## Challenge
Transcribe all of the material exactly. Any picture in it should be left out.

## Working data
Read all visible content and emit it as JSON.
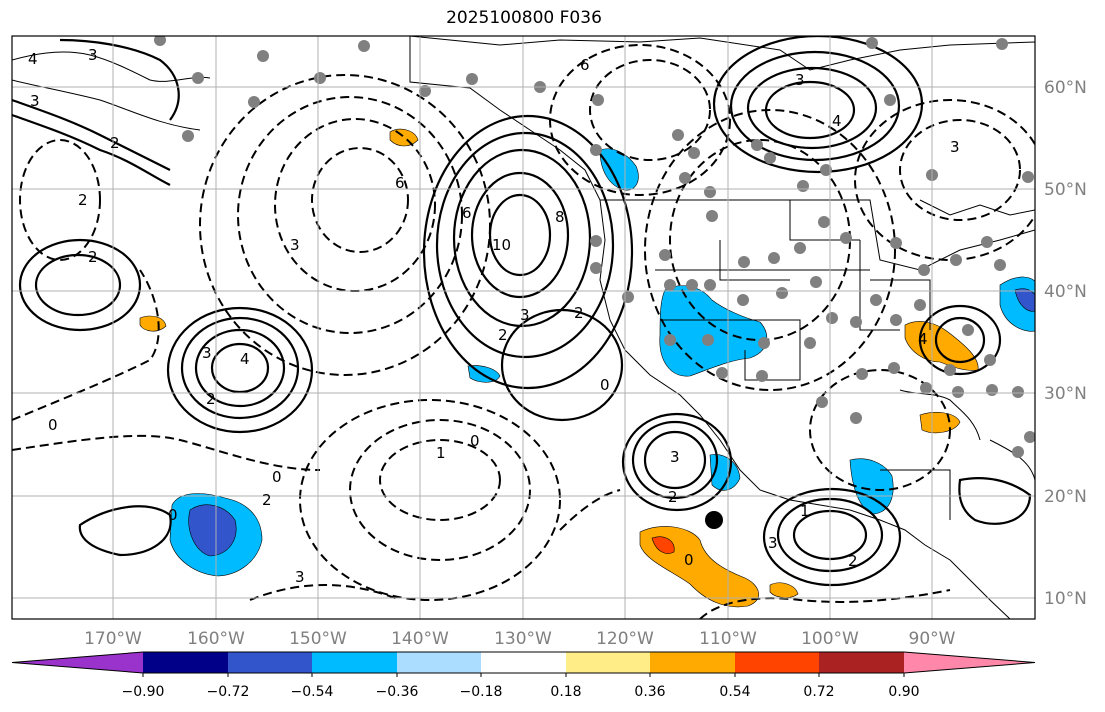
{
  "title": "2025100800 F036",
  "lon_ticks": [
    "170°W",
    "160°W",
    "150°W",
    "140°W",
    "130°W",
    "120°W",
    "110°W",
    "100°W",
    "90°W"
  ],
  "lat_ticks": [
    "60°N",
    "50°N",
    "40°N",
    "30°N",
    "20°N",
    "10°N"
  ],
  "colorbar": {
    "tick_labels": [
      "−0.90",
      "−0.72",
      "−0.54",
      "−0.36",
      "−0.18",
      "0.18",
      "0.36",
      "0.54",
      "0.72",
      "0.90"
    ],
    "colors": [
      "#9933cc",
      "#000088",
      "#3355cc",
      "#00bbff",
      "#aaddff",
      "#ffffff",
      "#ffee88",
      "#ffaa00",
      "#ff4400",
      "#aa2222",
      "#ff88aa"
    ]
  },
  "contour_labels": [
    "3",
    "4",
    "3",
    "2",
    "2",
    "6",
    "6",
    "2",
    "3",
    "4",
    "3",
    "2",
    "6",
    "8",
    "10",
    "3",
    "2",
    "2",
    "0",
    "3",
    "4",
    "3",
    "3",
    "4",
    "0",
    "1",
    "0",
    "0",
    "3",
    "2",
    "0",
    "2",
    "0",
    "1",
    "2",
    "3"
  ],
  "feature_colors": {
    "positive_fill": "#ffaa00",
    "positive_strong": "#ff4400",
    "negative_fill": "#00bbff",
    "negative_strong": "#3355cc",
    "station": "#808080",
    "grid": "#b0b0b0"
  }
}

## The output
Read all visible content and emit it as JSON.
{
  "title": "2025100800 F036",
  "lon_ticks": [
    "170°W",
    "160°W",
    "150°W",
    "140°W",
    "130°W",
    "120°W",
    "110°W",
    "100°W",
    "90°W"
  ],
  "lat_ticks": [
    "60°N",
    "50°N",
    "40°N",
    "30°N",
    "20°N",
    "10°N"
  ],
  "colorbar": {
    "tick_labels": [
      "−0.90",
      "−0.72",
      "−0.54",
      "−0.36",
      "−0.18",
      "0.18",
      "0.36",
      "0.54",
      "0.72",
      "0.90"
    ],
    "colors": [
      "#9933cc",
      "#000088",
      "#3355cc",
      "#00bbff",
      "#aaddff",
      "#ffffff",
      "#ffee88",
      "#ffaa00",
      "#ff4400",
      "#aa2222",
      "#ff88aa"
    ]
  },
  "contour_labels": [
    "3",
    "4",
    "3",
    "2",
    "2",
    "6",
    "6",
    "2",
    "3",
    "4",
    "3",
    "2",
    "6",
    "8",
    "10",
    "3",
    "2",
    "2",
    "0",
    "3",
    "4",
    "3",
    "3",
    "4",
    "0",
    "1",
    "0",
    "0",
    "3",
    "2",
    "0",
    "2",
    "0",
    "1",
    "2",
    "3"
  ],
  "feature_colors": {
    "positive_fill": "#ffaa00",
    "positive_strong": "#ff4400",
    "negative_fill": "#00bbff",
    "negative_strong": "#3355cc",
    "station": "#808080",
    "grid": "#b0b0b0"
  }
}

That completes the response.